__Prompt__.
Will you give the material below again, every line exactly as it is?

__Provided data__.
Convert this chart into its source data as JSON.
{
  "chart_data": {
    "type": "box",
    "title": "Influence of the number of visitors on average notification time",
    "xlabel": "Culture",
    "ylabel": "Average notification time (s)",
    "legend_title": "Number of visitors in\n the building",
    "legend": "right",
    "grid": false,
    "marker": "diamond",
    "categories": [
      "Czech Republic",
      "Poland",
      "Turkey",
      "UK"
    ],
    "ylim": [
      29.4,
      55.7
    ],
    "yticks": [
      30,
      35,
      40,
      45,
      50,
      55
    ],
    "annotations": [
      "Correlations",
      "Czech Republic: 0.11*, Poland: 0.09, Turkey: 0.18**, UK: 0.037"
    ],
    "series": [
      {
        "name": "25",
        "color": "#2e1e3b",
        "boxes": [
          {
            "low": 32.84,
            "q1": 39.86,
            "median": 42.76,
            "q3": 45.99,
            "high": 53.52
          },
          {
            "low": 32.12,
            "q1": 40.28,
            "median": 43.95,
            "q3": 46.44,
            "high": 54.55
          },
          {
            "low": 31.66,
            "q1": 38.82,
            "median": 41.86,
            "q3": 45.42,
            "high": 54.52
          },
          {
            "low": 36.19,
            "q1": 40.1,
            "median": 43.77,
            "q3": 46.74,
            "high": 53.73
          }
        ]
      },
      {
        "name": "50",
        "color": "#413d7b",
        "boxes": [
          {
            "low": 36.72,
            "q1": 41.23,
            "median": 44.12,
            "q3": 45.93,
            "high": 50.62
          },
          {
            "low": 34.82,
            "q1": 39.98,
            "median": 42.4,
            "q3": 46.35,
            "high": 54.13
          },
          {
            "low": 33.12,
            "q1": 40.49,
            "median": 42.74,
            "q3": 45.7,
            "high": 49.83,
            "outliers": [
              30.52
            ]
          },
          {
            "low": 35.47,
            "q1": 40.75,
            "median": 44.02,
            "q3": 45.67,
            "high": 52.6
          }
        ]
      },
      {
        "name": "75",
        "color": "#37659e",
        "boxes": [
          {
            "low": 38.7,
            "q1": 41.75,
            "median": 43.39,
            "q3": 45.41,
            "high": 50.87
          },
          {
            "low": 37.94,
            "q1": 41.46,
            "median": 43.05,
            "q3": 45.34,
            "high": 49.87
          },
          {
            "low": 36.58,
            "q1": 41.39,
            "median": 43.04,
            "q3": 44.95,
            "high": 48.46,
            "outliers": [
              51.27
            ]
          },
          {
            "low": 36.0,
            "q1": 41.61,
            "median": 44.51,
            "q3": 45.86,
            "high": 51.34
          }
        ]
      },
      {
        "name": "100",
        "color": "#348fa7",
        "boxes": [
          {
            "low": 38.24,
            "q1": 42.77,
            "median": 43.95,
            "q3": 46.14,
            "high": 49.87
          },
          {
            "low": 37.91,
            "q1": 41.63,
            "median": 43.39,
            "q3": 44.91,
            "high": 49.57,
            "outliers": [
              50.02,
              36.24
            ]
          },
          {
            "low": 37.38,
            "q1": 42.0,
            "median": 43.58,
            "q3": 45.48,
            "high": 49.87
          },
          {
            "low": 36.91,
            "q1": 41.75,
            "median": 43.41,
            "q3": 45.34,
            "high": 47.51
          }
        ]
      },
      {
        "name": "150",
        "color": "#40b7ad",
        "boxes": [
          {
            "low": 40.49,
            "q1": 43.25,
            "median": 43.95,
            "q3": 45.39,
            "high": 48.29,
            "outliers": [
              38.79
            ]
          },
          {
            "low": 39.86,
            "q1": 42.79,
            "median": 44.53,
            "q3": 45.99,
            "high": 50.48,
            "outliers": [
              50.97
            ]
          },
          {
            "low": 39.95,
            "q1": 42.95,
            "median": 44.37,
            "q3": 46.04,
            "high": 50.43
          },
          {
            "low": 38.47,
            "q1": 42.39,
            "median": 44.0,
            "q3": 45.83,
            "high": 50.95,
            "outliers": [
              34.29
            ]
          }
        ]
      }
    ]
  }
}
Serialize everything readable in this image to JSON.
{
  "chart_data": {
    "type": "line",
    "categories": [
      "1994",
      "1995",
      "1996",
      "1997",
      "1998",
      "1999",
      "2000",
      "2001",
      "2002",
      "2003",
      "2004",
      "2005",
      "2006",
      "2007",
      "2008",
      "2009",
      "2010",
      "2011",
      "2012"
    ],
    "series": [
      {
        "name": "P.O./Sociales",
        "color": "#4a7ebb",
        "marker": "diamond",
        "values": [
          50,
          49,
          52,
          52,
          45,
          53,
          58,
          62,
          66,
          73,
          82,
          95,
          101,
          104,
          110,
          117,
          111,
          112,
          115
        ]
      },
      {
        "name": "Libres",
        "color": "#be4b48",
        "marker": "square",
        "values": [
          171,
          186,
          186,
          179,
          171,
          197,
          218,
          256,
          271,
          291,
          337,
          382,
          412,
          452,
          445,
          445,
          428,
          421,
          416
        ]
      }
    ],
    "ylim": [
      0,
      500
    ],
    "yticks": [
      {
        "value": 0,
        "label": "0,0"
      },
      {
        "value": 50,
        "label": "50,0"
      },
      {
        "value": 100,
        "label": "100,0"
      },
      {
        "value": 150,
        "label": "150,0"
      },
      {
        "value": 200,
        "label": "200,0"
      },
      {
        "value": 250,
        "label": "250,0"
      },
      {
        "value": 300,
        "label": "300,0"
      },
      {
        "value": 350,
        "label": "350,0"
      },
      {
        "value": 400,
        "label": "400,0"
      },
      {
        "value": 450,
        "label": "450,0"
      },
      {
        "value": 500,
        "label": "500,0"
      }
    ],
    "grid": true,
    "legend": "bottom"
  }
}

__Response to this task__.
Convert this chart into its source data as JSON.
{
  "chart_data": {
    "type": "box",
    "title": "Influence of the number of visitors on average notification time",
    "xlabel": "Culture",
    "ylabel": "Average notification time (s)",
    "legend_title": "Number of visitors in\n the building",
    "legend": "right",
    "grid": false,
    "marker": "diamond",
    "categories": [
      "Czech Republic",
      "Poland",
      "Turkey",
      "UK"
    ],
    "ylim": [
      29.4,
      55.7
    ],
    "yticks": [
      30,
      35,
      40,
      45,
      50,
      55
    ],
    "annotations": [
      "Correlations",
      "Czech Republic: 0.11*, Poland: 0.09, Turkey: 0.18**, UK: 0.037"
    ],
    "series": [
      {
        "name": "25",
        "color": "#2e1e3b",
        "boxes": [
          {
            "low": 32.84,
            "q1": 39.86,
            "median": 42.76,
            "q3": 45.99,
            "high": 53.52
          },
          {
            "low": 32.12,
            "q1": 40.28,
            "median": 43.95,
            "q3": 46.44,
            "high": 54.55
          },
          {
            "low": 31.66,
            "q1": 38.82,
            "median": 41.86,
            "q3": 45.42,
            "high": 54.52
          },
          {
            "low": 36.19,
            "q1": 40.1,
            "median": 43.77,
            "q3": 46.74,
            "high": 53.73
          }
        ]
      },
      {
        "name": "50",
        "color": "#413d7b",
        "boxes": [
          {
            "low": 36.72,
            "q1": 41.23,
            "median": 44.12,
            "q3": 45.93,
            "high": 50.62
          },
          {
            "low": 34.82,
            "q1": 39.98,
            "median": 42.4,
            "q3": 46.35,
            "high": 54.13
          },
          {
            "low": 33.12,
            "q1": 40.49,
            "median": 42.74,
            "q3": 45.7,
            "high": 49.83,
            "outliers": [
              30.52
            ]
          },
          {
            "low": 35.47,
            "q1": 40.75,
            "median": 44.02,
            "q3": 45.67,
            "high": 52.6
          }
        ]
      },
      {
        "name": "75",
        "color": "#37659e",
        "boxes": [
          {
            "low": 38.7,
            "q1": 41.75,
            "median": 43.39,
            "q3": 45.41,
            "high": 50.87
          },
          {
            "low": 37.94,
            "q1": 41.46,
            "median": 43.05,
            "q3": 45.34,
            "high": 49.87
          },
          {
            "low": 36.58,
            "q1": 41.39,
            "median": 43.04,
            "q3": 44.95,
            "high": 48.46,
            "outliers": [
              51.27
            ]
          },
          {
            "low": 36.0,
            "q1": 41.61,
            "median": 44.51,
            "q3": 45.86,
            "high": 51.34
          }
        ]
      },
      {
        "name": "100",
        "color": "#348fa7",
        "boxes": [
          {
            "low": 38.24,
            "q1": 42.77,
            "median": 43.95,
            "q3": 46.14,
            "high": 49.87
          },
          {
            "low": 37.91,
            "q1": 41.63,
            "median": 43.39,
            "q3": 44.91,
            "high": 49.57,
            "outliers": [
              50.02,
              36.24
            ]
          },
          {
            "low": 37.38,
            "q1": 42.0,
            "median": 43.58,
            "q3": 45.48,
            "high": 49.87
          },
          {
            "low": 36.91,
            "q1": 41.75,
            "median": 43.41,
            "q3": 45.34,
            "high": 47.51
          }
        ]
      },
      {
        "name": "150",
        "color": "#40b7ad",
        "boxes": [
          {
            "low": 40.49,
            "q1": 43.25,
            "median": 43.95,
            "q3": 45.39,
            "high": 48.29,
            "outliers": [
              38.79
            ]
          },
          {
            "low": 39.86,
            "q1": 42.79,
            "median": 44.53,
            "q3": 45.99,
            "high": 50.48,
            "outliers": [
              50.97
            ]
          },
          {
            "low": 39.95,
            "q1": 42.95,
            "median": 44.37,
            "q3": 46.04,
            "high": 50.43
          },
          {
            "low": 38.47,
            "q1": 42.39,
            "median": 44.0,
            "q3": 45.83,
            "high": 50.95,
            "outliers": [
              34.29
            ]
          }
        ]
      }
    ]
  }
}
Serialize everything readable in this image to JSON.
{
  "chart_data": {
    "type": "line",
    "categories": [
      "1994",
      "1995",
      "1996",
      "1997",
      "1998",
      "1999",
      "2000",
      "2001",
      "2002",
      "2003",
      "2004",
      "2005",
      "2006",
      "2007",
      "2008",
      "2009",
      "2010",
      "2011",
      "2012"
    ],
    "series": [
      {
        "name": "P.O./Sociales",
        "color": "#4a7ebb",
        "marker": "diamond",
        "values": [
          50,
          49,
          52,
          52,
          45,
          53,
          58,
          62,
          66,
          73,
          82,
          95,
          101,
          104,
          110,
          117,
          111,
          112,
          115
        ]
      },
      {
        "name": "Libres",
        "color": "#be4b48",
        "marker": "square",
        "values": [
          171,
          186,
          186,
          179,
          171,
          197,
          218,
          256,
          271,
          291,
          337,
          382,
          412,
          452,
          445,
          445,
          428,
          421,
          416
        ]
      }
    ],
    "ylim": [
      0,
      500
    ],
    "yticks": [
      {
        "value": 0,
        "label": "0,0"
      },
      {
        "value": 50,
        "label": "50,0"
      },
      {
        "value": 100,
        "label": "100,0"
      },
      {
        "value": 150,
        "label": "150,0"
      },
      {
        "value": 200,
        "label": "200,0"
      },
      {
        "value": 250,
        "label": "250,0"
      },
      {
        "value": 300,
        "label": "300,0"
      },
      {
        "value": 350,
        "label": "350,0"
      },
      {
        "value": 400,
        "label": "400,0"
      },
      {
        "value": 450,
        "label": "450,0"
      },
      {
        "value": 500,
        "label": "500,0"
      }
    ],
    "grid": true,
    "legend": "bottom"
  }
}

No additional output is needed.